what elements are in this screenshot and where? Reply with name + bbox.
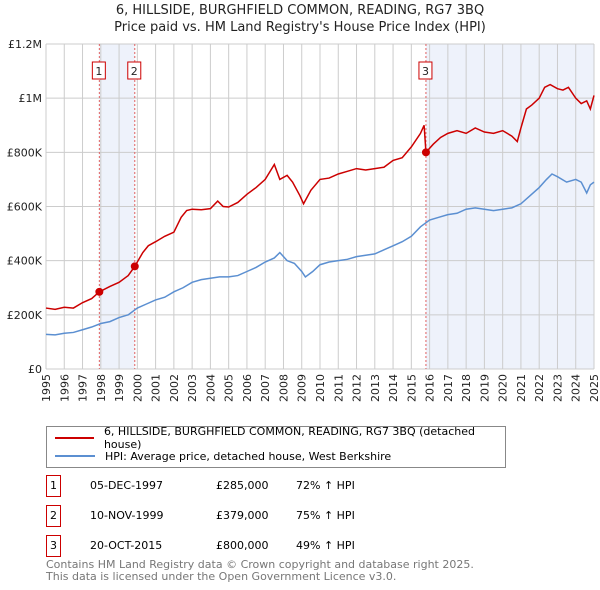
y-tick-label: £800K	[7, 146, 43, 159]
y-tick-label: £1M	[19, 92, 43, 105]
transaction-price: £379,000	[216, 509, 269, 522]
x-tick-label: 2001	[150, 374, 163, 402]
x-tick-label: 1997	[77, 374, 90, 402]
y-tick-label: £400K	[7, 255, 43, 268]
price-chart: 1995 1996 1997 1998 1999 2000 2001 2002 2003 2004…	[7, 38, 600, 402]
x-tick-label: 2022	[533, 374, 546, 402]
chart-title: 6, HILLSIDE, BURGHFIELD COMMON, READING,…	[115, 3, 485, 18]
x-tick-label: 1998	[95, 374, 108, 402]
x-tick-label: 2014	[387, 374, 400, 402]
x-tick-label: 2020	[497, 374, 510, 402]
legend-label: HPI: Average price, detached house, West…	[105, 449, 392, 463]
footer-copyright: Contains HM Land Registry data © Crown c…	[46, 558, 474, 571]
legend-swatch-red	[55, 437, 94, 439]
x-tick-label: 2002	[168, 374, 181, 402]
transaction-hpi: 72% ↑ HPI	[296, 479, 355, 492]
legend-item-hpi: HPI: Average price, detached house, West…	[55, 448, 391, 464]
transaction-date: 10-NOV-1999	[90, 509, 164, 522]
x-tick-label: 2024	[570, 374, 583, 402]
transaction-date: 20-OCT-2015	[90, 539, 163, 552]
marker-badge: 2	[46, 505, 61, 527]
x-tick-label: 2018	[460, 374, 473, 402]
x-tick-label: 2004	[204, 374, 217, 402]
x-tick-label: 1995	[40, 374, 53, 402]
y-tick-label: £200K	[7, 309, 43, 322]
x-tick-label: 2005	[223, 374, 236, 402]
x-tick-label: 2009	[296, 374, 309, 402]
transaction-row: 2 10-NOV-1999 £379,000 75% ↑ HPI	[46, 505, 446, 527]
x-tick-label: 1996	[58, 374, 71, 402]
legend-swatch-blue	[55, 455, 95, 457]
marker-label: 3	[422, 65, 429, 78]
x-tick-label: 2023	[551, 374, 564, 402]
x-tick-label: 2012	[351, 374, 364, 402]
x-tick-label: 2021	[515, 374, 528, 402]
transaction-hpi: 49% ↑ HPI	[296, 539, 355, 552]
x-tick-label: 2003	[186, 374, 199, 402]
y-tick-label: £1.2M	[8, 38, 42, 51]
transaction-row: 3 20-OCT-2015 £800,000 49% ↑ HPI	[46, 535, 446, 557]
transaction-hpi: 75% ↑ HPI	[296, 509, 355, 522]
x-tick-label: 2000	[131, 374, 144, 402]
transaction-price: £800,000	[216, 539, 269, 552]
legend-item-property: 6, HILLSIDE, BURGHFIELD COMMON, READING,…	[55, 425, 505, 451]
y-tick-label: £600K	[7, 201, 43, 214]
x-tick-label: 2025	[588, 374, 600, 402]
sale-point	[95, 287, 104, 296]
marker-label-box	[418, 61, 433, 80]
sale-point	[421, 148, 430, 157]
transaction-row: 1 05-DEC-1997 £285,000 72% ↑ HPI	[46, 475, 446, 497]
footer-licence: This data is licensed under the Open Gov…	[46, 570, 397, 583]
marker-label: 1	[95, 65, 102, 78]
marker-label-box	[127, 61, 142, 80]
x-tick-label: 2017	[442, 374, 455, 402]
x-tick-label: 2011	[332, 374, 345, 402]
x-tick-label: 2007	[259, 374, 272, 402]
legend-label: 6, HILLSIDE, BURGHFIELD COMMON, READING,…	[103, 425, 475, 451]
x-tick-label: 2008	[277, 374, 290, 402]
property-price-line	[45, 83, 595, 311]
chart-subtitle: Price paid vs. HM Land Registry's House …	[114, 20, 486, 35]
marker-label: 2	[131, 65, 138, 78]
marker-badge: 1	[46, 475, 61, 497]
sale-point	[130, 262, 139, 271]
x-tick-label: 2016	[424, 374, 437, 402]
legend: 6, HILLSIDE, BURGHFIELD COMMON, READING,…	[46, 425, 506, 468]
x-tick-label: 2006	[241, 374, 254, 402]
x-tick-label: 2019	[478, 374, 491, 402]
footer: Contains HM Land Registry data © Crown c…	[46, 559, 474, 583]
y-tick-label: £0	[28, 363, 42, 376]
x-tick-label: 2015	[405, 374, 418, 402]
marker-label-box	[91, 61, 106, 80]
hpi-line	[45, 173, 595, 336]
x-tick-label: 1999	[113, 374, 126, 402]
marker-badge: 3	[46, 535, 61, 557]
transaction-price: £285,000	[216, 479, 269, 492]
x-tick-label: 2010	[314, 374, 327, 402]
x-tick-label: 2013	[369, 374, 382, 402]
transaction-date: 05-DEC-1997	[90, 479, 164, 492]
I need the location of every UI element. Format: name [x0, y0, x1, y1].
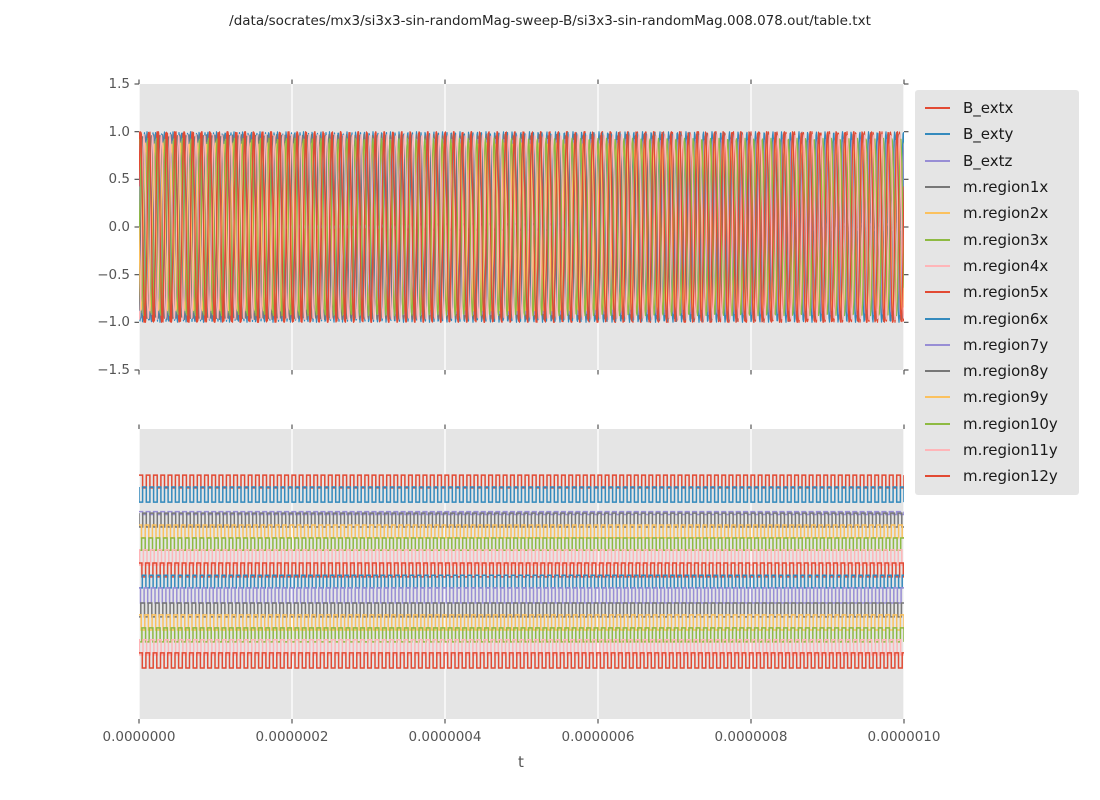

• **Exercise requirements**
Rewrite the records above, changing every "x-tick-label" to "x-axis-label" and leaving everything else as it stands. Omit the pictures from your answer.

• **Written solution**
what elements are in this screenshot and where? Reply with name + bbox.
y-tick-label: £800K	[7, 146, 43, 159]
y-tick-label: £1M	[19, 92, 43, 105]
transaction-price: £379,000	[216, 509, 269, 522]
x-axis-label: 2001	[150, 374, 163, 402]
x-axis-label: 1997	[77, 374, 90, 402]
y-tick-label: £400K	[7, 255, 43, 268]
price-chart: 1995 1996 1997 1998 1999 2000 2001 2002 2003 2004…	[7, 38, 600, 402]
x-axis-label: 2022	[533, 374, 546, 402]
chart-title: 6, HILLSIDE, BURGHFIELD COMMON, READING,…	[115, 3, 485, 18]
x-axis-label: 1998	[95, 374, 108, 402]
x-axis-label: 2014	[387, 374, 400, 402]
x-axis-label: 2020	[497, 374, 510, 402]
legend-label: HPI: Average price, detached house, West…	[105, 449, 392, 463]
footer-copyright: Contains HM Land Registry data © Crown c…	[46, 558, 474, 571]
legend-swatch-red	[55, 437, 94, 439]
x-axis-label: 2002	[168, 374, 181, 402]
transaction-hpi: 72% ↑ HPI	[296, 479, 355, 492]
legend-item-hpi: HPI: Average price, detached house, West…	[55, 448, 391, 464]
transaction-date: 10-NOV-1999	[90, 509, 164, 522]
x-axis-label: 2024	[570, 374, 583, 402]
transaction-date: 20-OCT-2015	[90, 539, 163, 552]
marker-badge: 2	[46, 505, 61, 527]
x-axis-label: 2018	[460, 374, 473, 402]
x-axis-label: 2004	[204, 374, 217, 402]
x-axis-label: 1995	[40, 374, 53, 402]
y-tick-label: £200K	[7, 309, 43, 322]
x-axis-label: 2005	[223, 374, 236, 402]
x-axis-label: 2009	[296, 374, 309, 402]
transaction-row: 2 10-NOV-1999 £379,000 75% ↑ HPI	[46, 505, 446, 527]
x-axis-label: 1996	[58, 374, 71, 402]
legend-swatch-blue	[55, 455, 95, 457]
marker-label: 3	[422, 65, 429, 78]
x-axis-label: 2023	[551, 374, 564, 402]
x-axis-label: 2012	[351, 374, 364, 402]
x-axis-label: 2021	[515, 374, 528, 402]
transaction-hpi: 49% ↑ HPI	[296, 539, 355, 552]
x-axis-label: 2003	[186, 374, 199, 402]
y-tick-label: £1.2M	[8, 38, 42, 51]
transaction-row: 3 20-OCT-2015 £800,000 49% ↑ HPI	[46, 535, 446, 557]
transaction-hpi: 75% ↑ HPI	[296, 509, 355, 522]
x-axis-label: 2000	[131, 374, 144, 402]
transaction-price: £800,000	[216, 539, 269, 552]
legend-item-property: 6, HILLSIDE, BURGHFIELD COMMON, READING,…	[55, 425, 505, 451]
y-tick-label: £600K	[7, 201, 43, 214]
x-axis-label: 2025	[588, 374, 600, 402]
sale-point	[95, 287, 104, 296]
marker-label-box	[418, 61, 433, 80]
sale-point	[421, 148, 430, 157]
transaction-row: 1 05-DEC-1997 £285,000 72% ↑ HPI	[46, 475, 446, 497]
footer-licence: This data is licensed under the Open Gov…	[46, 570, 397, 583]
marker-label: 1	[95, 65, 102, 78]
marker-label-box	[127, 61, 142, 80]
x-axis-label: 2017	[442, 374, 455, 402]
x-axis-label: 2011	[332, 374, 345, 402]
x-axis-label: 2007	[259, 374, 272, 402]
legend-label: 6, HILLSIDE, BURGHFIELD COMMON, READING,…	[103, 425, 475, 451]
x-axis-label: 2008	[277, 374, 290, 402]
property-price-line	[45, 83, 595, 311]
chart-subtitle: Price paid vs. HM Land Registry's House …	[114, 20, 486, 35]
marker-label: 2	[131, 65, 138, 78]
marker-badge: 1	[46, 475, 61, 497]
sale-point	[130, 262, 139, 271]
x-axis-label: 2016	[424, 374, 437, 402]
legend: 6, HILLSIDE, BURGHFIELD COMMON, READING,…	[46, 425, 506, 468]
x-axis-label: 2006	[241, 374, 254, 402]
x-axis-label: 2019	[478, 374, 491, 402]
footer: Contains HM Land Registry data © Crown c…	[46, 559, 474, 583]
y-tick-label: £0	[28, 363, 42, 376]
x-axis-label: 2015	[405, 374, 418, 402]
marker-label-box	[91, 61, 106, 80]
hpi-line	[45, 173, 595, 336]
x-axis-label: 1999	[113, 374, 126, 402]
marker-badge: 3	[46, 535, 61, 557]
transaction-price: £285,000	[216, 479, 269, 492]
x-axis-label: 2010	[314, 374, 327, 402]
x-axis-label: 2013	[369, 374, 382, 402]
transaction-date: 05-DEC-1997	[90, 479, 164, 492]
I need the location of every UI element. Format: name [x0, y0, x1, y1].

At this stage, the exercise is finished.